### [The problem]
Tally the lines holding the word "title" and state the count by itself.

### [Supplied records]
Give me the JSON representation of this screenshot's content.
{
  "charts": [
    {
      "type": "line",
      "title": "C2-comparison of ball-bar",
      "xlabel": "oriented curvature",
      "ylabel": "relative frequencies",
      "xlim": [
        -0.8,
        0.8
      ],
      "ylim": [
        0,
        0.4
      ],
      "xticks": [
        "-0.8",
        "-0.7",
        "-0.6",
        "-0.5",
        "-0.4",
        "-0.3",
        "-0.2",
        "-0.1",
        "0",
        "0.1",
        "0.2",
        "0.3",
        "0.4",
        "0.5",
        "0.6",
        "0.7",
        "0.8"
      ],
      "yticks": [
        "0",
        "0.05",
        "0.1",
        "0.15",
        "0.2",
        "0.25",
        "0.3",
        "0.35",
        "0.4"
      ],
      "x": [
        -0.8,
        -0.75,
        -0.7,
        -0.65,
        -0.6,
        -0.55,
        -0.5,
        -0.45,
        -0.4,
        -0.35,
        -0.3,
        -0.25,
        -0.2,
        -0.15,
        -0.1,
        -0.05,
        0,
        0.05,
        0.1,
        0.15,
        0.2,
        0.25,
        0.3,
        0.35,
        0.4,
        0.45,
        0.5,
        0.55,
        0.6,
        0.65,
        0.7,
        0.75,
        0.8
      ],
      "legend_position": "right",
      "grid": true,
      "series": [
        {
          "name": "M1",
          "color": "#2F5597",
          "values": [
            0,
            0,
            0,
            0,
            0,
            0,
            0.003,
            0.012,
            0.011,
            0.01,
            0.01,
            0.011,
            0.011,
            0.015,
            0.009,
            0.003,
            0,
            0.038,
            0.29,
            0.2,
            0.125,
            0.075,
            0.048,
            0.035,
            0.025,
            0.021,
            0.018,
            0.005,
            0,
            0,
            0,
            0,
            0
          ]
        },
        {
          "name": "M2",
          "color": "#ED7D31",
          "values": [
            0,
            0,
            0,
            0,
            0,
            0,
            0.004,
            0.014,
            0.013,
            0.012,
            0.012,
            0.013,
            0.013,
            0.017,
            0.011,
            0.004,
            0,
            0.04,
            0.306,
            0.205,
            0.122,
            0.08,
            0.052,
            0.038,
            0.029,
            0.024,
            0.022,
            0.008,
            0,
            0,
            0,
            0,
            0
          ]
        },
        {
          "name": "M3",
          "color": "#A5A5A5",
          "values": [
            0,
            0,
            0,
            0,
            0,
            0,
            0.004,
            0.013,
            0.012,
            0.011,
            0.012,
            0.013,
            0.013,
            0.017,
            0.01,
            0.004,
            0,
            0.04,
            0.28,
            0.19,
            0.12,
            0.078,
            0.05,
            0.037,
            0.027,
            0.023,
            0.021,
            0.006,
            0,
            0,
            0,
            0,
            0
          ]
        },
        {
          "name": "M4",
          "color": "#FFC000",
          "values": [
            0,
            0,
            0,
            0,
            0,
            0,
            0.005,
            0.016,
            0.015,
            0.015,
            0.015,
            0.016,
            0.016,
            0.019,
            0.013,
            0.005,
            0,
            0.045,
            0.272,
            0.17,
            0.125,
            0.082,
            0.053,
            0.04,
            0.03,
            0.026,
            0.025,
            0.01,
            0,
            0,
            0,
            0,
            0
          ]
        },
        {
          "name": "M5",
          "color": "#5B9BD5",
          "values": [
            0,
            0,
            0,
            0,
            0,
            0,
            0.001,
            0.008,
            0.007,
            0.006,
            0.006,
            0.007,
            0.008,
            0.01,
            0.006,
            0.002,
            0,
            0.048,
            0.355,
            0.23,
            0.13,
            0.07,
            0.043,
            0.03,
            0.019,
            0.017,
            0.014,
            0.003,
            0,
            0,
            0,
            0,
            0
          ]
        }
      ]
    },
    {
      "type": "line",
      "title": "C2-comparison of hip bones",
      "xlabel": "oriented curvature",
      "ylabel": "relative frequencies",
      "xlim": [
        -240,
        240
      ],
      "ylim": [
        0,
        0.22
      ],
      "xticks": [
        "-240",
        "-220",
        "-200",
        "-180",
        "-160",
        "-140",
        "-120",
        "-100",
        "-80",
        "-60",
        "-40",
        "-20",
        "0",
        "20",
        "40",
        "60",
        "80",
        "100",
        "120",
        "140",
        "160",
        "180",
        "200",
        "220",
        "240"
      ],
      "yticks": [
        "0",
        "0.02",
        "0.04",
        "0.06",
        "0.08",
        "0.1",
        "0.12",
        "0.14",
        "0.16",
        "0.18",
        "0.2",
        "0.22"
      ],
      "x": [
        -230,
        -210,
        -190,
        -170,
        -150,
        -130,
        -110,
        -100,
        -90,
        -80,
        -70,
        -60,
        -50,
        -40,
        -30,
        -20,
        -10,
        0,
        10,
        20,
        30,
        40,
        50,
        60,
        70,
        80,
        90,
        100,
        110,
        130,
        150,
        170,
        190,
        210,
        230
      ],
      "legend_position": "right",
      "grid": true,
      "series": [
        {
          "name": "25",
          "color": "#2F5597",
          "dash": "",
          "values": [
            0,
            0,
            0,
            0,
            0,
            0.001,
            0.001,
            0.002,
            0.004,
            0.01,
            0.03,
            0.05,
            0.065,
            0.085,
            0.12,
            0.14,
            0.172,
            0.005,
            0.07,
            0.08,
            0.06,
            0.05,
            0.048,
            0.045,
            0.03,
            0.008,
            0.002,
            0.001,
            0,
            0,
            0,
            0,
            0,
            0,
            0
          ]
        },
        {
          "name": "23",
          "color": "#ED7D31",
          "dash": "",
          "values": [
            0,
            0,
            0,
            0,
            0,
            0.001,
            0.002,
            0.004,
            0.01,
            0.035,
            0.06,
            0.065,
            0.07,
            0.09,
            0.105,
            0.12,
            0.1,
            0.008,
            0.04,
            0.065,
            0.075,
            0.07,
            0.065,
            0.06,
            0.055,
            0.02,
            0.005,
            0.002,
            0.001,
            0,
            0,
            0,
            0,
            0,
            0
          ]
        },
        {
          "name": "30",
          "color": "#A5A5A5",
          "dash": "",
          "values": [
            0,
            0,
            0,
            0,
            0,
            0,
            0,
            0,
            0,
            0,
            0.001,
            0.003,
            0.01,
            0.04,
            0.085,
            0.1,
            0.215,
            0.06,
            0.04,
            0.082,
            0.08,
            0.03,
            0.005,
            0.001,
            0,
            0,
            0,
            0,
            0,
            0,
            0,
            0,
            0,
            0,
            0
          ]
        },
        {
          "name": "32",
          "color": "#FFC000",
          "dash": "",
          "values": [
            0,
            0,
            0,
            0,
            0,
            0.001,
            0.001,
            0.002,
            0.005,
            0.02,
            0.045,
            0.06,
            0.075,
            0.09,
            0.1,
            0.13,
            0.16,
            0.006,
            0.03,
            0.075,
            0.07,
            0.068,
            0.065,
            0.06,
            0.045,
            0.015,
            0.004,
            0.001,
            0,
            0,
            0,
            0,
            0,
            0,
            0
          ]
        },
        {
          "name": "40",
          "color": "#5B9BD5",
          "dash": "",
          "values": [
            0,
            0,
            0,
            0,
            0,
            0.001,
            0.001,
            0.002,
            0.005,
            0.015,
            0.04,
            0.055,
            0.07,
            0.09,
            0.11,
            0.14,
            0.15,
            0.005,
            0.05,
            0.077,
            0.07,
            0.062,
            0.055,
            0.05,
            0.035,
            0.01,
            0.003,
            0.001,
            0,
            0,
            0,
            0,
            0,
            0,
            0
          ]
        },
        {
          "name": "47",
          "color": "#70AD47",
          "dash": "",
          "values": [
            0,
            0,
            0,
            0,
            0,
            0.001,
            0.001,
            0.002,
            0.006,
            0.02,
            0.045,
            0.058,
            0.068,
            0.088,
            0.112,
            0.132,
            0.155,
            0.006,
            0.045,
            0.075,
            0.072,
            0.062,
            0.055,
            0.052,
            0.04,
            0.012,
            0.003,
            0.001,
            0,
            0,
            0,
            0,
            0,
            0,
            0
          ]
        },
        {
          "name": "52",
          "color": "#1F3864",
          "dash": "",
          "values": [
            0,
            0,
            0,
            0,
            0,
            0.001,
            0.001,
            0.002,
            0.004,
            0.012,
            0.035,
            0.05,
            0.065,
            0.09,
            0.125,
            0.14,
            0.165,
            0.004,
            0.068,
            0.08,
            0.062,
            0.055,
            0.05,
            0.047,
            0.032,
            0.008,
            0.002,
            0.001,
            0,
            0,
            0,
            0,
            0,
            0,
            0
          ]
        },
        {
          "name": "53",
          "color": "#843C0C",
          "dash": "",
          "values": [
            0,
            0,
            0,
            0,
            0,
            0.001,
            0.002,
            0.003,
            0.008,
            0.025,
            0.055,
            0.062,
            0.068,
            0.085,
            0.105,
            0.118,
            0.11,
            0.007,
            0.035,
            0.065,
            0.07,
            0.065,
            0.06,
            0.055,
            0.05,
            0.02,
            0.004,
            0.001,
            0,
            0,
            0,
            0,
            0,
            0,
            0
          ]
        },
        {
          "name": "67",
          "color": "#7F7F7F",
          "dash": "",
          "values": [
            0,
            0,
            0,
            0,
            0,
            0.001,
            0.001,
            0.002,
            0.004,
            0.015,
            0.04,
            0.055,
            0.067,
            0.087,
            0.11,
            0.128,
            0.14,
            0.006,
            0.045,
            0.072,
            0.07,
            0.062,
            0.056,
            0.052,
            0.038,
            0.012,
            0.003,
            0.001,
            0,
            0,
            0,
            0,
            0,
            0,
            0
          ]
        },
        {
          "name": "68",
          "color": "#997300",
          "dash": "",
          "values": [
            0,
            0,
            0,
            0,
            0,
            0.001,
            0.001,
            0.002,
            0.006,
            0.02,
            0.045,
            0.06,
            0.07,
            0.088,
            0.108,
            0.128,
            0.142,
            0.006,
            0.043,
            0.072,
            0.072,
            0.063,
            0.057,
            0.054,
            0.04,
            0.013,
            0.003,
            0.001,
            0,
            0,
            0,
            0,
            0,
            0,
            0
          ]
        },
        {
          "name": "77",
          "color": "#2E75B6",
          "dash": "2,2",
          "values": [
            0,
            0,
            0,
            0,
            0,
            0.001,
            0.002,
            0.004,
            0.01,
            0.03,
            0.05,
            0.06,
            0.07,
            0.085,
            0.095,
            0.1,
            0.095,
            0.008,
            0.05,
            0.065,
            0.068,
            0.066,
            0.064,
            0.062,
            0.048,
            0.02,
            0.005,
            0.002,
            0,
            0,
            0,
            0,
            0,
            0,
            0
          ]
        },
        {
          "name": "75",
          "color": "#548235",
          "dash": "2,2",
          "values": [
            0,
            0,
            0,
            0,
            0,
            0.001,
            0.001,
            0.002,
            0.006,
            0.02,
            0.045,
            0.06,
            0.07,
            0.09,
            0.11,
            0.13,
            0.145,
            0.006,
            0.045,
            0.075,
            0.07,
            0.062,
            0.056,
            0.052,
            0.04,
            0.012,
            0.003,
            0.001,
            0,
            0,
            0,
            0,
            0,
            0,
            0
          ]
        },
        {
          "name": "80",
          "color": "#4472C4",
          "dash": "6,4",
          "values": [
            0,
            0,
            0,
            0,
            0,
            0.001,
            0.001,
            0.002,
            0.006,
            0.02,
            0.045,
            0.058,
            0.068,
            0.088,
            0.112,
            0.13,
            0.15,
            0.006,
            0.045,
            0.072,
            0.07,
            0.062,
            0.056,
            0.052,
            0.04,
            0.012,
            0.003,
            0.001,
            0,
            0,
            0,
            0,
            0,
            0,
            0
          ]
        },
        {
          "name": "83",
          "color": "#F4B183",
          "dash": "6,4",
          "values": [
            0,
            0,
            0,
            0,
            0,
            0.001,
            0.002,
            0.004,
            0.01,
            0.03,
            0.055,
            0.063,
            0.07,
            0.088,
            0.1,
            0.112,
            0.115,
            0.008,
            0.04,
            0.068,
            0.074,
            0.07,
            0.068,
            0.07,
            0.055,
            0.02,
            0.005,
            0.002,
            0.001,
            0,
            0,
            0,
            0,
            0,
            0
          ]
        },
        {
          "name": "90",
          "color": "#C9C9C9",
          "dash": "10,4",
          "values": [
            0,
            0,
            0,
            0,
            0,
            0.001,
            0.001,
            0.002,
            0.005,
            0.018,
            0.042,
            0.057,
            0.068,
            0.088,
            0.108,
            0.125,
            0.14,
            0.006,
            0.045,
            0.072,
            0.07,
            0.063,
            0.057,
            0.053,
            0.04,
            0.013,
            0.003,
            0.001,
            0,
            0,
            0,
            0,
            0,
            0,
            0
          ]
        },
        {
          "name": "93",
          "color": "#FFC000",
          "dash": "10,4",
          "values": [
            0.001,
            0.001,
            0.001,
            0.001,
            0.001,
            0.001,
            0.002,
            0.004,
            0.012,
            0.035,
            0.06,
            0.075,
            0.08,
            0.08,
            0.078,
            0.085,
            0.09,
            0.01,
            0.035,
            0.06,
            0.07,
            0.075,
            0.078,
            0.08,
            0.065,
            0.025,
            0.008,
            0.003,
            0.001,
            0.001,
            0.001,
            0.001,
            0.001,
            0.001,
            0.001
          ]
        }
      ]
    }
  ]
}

### [Final answer]
2